Wherever the word "cups" turns up in a line of the entries, copy that line.

DATA FOR PROCESSING

================

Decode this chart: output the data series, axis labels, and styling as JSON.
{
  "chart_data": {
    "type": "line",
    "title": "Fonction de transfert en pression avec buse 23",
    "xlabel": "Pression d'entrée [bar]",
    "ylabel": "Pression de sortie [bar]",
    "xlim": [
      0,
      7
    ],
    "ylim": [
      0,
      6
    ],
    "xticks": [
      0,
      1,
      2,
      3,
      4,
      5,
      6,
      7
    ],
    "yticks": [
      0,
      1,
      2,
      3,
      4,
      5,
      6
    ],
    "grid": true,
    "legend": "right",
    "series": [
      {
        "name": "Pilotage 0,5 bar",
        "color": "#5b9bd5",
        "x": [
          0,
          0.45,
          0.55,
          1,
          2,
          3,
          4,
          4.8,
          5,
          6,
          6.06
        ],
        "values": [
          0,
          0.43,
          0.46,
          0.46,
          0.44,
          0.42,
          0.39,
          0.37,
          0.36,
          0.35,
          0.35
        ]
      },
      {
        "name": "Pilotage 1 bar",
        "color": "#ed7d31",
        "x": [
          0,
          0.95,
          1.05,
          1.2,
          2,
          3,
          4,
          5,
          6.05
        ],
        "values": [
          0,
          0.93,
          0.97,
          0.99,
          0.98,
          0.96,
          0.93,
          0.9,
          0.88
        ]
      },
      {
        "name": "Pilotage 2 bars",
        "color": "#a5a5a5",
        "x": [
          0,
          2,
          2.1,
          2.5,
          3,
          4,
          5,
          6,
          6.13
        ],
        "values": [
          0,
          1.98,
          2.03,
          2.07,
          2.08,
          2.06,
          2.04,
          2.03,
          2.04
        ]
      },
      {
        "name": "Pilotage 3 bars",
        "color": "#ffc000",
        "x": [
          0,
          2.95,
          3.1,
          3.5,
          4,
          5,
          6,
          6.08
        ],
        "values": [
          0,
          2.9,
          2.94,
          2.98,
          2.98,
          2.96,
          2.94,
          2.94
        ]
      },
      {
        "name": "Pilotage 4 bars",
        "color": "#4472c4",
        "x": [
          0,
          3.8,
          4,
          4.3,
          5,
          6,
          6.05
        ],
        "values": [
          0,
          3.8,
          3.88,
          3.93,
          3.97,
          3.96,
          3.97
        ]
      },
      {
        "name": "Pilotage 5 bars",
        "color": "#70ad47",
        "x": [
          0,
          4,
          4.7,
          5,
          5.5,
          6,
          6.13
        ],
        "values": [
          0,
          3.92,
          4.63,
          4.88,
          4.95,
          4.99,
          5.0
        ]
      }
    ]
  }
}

================

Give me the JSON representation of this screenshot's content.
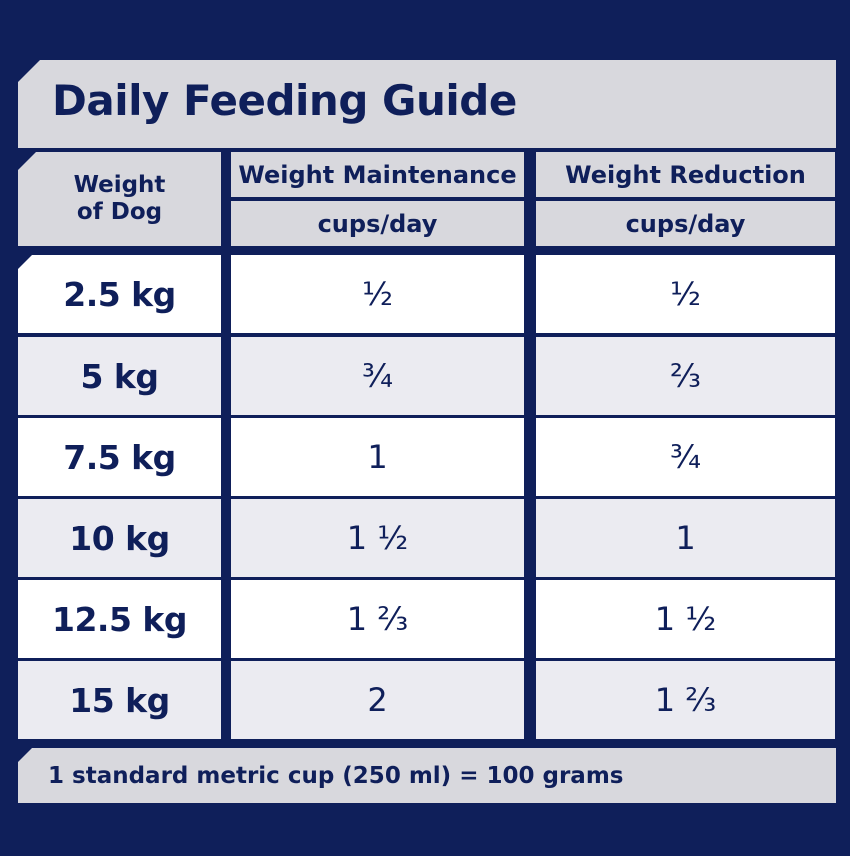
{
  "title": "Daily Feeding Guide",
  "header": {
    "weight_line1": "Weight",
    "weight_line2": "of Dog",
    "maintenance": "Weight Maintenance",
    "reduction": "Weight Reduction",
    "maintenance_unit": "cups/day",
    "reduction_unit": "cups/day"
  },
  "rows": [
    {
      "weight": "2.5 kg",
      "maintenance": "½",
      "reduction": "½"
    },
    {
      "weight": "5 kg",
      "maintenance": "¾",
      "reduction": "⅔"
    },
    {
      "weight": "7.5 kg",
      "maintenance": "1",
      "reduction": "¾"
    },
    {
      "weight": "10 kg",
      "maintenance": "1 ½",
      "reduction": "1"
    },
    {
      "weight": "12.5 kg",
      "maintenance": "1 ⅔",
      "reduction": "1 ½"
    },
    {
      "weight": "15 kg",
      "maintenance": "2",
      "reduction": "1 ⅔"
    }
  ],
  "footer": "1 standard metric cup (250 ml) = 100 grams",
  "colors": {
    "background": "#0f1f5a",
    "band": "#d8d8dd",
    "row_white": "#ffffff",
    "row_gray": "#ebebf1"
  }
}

================

OUTPUT OF THE EXERCISE
    "maintenance_unit": "cups/day",
    "reduction_unit": "cups/day"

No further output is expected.